# [REQUIREMENT]
Extract from the listing each line in which the word "maladies" appears.

# [DATA SHOWN]
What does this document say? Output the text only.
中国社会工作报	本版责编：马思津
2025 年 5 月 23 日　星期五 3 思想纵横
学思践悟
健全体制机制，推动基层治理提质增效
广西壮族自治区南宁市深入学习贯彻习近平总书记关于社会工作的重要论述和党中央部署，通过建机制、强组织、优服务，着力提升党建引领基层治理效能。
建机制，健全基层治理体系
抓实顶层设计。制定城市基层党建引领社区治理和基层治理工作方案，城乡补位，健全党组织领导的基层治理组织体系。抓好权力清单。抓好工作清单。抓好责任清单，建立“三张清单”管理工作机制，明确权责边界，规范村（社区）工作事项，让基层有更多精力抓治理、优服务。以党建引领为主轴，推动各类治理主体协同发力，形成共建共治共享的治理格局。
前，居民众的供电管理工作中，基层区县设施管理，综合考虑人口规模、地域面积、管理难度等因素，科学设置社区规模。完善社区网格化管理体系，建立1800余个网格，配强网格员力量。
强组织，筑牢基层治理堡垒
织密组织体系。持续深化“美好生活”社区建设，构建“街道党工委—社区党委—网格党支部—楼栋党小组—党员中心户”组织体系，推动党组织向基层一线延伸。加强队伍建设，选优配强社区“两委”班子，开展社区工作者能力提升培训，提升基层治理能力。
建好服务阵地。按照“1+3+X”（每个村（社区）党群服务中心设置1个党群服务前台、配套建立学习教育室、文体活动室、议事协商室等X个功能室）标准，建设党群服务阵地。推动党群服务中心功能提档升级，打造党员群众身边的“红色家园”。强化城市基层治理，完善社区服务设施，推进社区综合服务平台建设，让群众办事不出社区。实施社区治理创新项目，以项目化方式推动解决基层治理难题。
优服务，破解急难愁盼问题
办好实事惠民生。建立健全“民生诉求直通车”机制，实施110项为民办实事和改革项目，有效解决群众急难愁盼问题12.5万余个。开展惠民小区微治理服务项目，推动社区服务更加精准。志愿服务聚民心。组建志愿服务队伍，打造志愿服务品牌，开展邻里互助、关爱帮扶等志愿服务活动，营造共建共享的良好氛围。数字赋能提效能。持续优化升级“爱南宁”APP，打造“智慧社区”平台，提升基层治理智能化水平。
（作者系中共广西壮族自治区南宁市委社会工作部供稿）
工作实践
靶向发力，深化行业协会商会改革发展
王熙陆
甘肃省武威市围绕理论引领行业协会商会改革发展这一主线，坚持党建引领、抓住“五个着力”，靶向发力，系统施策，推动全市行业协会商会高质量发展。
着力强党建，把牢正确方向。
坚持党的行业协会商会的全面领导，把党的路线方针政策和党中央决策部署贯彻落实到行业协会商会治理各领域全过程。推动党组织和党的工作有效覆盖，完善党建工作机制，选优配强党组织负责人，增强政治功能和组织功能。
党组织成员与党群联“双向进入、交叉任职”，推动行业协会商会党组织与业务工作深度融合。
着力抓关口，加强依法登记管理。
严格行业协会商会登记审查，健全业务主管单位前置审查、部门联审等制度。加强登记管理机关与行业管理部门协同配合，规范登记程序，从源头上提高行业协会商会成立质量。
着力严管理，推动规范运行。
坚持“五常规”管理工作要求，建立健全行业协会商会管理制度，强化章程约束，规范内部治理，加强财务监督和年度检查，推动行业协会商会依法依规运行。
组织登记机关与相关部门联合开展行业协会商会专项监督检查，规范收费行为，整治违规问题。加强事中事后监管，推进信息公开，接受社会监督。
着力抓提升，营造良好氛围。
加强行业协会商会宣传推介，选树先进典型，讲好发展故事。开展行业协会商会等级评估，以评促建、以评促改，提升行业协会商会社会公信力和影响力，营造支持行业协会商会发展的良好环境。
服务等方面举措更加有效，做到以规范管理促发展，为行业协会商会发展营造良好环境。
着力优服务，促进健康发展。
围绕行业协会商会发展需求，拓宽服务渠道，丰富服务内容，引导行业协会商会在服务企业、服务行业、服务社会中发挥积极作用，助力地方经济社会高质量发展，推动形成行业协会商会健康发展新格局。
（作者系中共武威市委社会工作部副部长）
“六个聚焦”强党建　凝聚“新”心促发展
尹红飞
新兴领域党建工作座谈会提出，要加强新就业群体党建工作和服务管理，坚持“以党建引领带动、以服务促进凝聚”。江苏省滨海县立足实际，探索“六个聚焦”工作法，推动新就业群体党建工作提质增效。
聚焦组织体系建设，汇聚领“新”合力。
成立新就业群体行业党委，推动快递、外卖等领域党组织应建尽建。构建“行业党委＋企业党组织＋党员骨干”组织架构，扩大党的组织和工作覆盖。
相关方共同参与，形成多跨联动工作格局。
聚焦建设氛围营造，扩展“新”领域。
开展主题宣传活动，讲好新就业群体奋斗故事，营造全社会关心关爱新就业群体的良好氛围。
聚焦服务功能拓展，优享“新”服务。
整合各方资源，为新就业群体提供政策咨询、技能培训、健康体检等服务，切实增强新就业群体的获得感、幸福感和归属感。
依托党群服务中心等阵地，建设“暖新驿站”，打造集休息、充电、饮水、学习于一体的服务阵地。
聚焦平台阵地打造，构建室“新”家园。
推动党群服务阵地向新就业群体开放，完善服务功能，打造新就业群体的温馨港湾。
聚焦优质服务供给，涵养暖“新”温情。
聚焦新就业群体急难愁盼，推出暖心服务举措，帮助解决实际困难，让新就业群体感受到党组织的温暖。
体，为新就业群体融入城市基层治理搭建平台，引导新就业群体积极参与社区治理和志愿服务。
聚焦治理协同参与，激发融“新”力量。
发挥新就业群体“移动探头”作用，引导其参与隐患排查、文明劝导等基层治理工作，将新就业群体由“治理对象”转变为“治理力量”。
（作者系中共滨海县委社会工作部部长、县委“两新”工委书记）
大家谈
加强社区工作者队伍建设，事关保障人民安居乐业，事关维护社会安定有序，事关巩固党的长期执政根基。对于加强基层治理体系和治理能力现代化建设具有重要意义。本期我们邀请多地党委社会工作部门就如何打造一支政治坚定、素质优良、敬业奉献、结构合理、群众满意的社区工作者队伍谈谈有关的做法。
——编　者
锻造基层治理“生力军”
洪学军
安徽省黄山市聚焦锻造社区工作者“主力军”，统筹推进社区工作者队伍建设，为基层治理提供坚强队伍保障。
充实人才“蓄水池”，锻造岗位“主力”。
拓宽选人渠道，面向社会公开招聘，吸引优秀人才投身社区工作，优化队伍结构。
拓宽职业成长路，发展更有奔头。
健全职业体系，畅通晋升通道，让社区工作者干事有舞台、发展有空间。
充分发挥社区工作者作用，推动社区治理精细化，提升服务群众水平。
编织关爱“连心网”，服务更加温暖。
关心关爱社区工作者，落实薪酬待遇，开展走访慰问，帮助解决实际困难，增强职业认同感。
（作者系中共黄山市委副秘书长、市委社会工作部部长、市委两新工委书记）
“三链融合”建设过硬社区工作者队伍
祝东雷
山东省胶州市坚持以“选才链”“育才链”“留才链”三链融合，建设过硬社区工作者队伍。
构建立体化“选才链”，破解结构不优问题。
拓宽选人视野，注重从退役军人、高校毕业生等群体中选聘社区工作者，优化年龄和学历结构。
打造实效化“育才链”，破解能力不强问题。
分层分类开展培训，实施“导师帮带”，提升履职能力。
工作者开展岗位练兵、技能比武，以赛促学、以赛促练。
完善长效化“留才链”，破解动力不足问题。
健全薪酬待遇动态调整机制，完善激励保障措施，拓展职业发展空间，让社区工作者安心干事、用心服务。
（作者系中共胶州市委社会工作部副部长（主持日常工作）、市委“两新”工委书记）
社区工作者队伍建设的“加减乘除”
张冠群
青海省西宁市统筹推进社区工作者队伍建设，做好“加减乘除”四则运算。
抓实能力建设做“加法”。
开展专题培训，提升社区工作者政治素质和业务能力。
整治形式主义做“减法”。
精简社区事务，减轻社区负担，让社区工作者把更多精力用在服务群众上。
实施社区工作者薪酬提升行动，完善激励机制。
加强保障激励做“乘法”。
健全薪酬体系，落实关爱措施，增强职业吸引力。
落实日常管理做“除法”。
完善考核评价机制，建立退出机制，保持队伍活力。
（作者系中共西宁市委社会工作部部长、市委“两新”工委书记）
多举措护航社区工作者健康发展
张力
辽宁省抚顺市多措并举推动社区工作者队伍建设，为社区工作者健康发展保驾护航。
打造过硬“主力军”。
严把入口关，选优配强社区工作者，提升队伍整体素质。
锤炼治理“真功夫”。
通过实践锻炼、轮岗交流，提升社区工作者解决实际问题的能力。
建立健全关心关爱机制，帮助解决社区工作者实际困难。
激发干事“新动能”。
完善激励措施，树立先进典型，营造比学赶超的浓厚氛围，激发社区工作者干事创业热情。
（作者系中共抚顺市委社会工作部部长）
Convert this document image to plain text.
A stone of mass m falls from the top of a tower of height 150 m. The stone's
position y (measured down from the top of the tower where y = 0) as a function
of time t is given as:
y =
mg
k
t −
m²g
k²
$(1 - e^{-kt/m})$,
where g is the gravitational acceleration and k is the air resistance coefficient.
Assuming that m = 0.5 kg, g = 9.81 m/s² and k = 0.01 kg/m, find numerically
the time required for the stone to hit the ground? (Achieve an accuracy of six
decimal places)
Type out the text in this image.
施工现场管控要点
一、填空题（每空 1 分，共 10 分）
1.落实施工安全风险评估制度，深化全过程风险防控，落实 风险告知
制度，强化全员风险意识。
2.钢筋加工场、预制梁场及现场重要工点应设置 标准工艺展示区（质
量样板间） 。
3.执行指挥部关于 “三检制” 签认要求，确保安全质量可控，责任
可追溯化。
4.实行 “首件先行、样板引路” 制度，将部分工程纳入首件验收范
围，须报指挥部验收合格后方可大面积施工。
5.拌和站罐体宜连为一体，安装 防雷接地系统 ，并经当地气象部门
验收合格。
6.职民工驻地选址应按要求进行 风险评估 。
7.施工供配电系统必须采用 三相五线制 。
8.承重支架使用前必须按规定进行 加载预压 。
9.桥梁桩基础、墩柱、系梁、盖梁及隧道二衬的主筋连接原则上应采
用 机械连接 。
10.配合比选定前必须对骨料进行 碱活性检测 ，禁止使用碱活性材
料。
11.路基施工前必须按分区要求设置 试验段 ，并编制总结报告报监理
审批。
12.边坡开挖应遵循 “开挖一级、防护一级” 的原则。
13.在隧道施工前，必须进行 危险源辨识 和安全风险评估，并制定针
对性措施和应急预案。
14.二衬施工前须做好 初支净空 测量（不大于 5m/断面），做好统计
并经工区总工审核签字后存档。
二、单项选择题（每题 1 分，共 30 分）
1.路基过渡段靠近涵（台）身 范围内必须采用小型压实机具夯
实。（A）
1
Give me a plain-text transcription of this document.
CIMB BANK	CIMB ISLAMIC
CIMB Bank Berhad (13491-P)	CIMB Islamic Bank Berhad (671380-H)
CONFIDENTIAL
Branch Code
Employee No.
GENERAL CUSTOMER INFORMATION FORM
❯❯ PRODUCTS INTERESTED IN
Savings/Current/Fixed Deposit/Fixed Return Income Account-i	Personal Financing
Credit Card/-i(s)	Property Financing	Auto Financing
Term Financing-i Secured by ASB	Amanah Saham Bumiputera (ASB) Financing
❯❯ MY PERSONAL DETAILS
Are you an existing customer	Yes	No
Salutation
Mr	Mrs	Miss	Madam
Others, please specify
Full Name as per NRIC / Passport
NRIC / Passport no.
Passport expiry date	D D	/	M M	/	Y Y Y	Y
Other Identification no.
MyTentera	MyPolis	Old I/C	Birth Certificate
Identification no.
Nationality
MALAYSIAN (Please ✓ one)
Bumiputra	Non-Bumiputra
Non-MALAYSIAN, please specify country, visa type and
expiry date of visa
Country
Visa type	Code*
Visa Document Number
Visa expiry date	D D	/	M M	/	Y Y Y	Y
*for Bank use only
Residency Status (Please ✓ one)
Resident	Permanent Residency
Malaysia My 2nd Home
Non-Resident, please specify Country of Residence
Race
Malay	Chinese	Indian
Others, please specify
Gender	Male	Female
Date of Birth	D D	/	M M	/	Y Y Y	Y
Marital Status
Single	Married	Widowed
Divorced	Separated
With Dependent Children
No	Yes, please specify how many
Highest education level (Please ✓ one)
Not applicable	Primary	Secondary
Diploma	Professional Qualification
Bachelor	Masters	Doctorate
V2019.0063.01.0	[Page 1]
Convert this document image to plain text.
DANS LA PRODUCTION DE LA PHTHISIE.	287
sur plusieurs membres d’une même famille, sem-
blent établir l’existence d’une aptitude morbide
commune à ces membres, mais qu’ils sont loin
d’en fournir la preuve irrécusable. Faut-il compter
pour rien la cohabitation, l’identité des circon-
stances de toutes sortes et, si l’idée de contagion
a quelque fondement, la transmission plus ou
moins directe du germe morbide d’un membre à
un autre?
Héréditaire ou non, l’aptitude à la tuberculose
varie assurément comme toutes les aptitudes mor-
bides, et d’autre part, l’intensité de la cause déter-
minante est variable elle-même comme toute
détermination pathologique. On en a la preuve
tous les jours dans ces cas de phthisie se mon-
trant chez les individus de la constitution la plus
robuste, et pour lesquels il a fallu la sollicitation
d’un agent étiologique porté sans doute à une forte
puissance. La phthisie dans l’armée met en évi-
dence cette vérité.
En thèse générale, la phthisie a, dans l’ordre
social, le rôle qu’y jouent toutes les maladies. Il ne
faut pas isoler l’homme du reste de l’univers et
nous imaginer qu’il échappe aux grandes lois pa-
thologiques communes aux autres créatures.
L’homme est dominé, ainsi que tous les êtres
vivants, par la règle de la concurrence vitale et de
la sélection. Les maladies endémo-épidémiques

# [RESPONSE TO THE EXERCISE]
social, le rôle qu’y jouent toutes les maladies. Il ne
la sélection. Les maladies endémo-épidémiques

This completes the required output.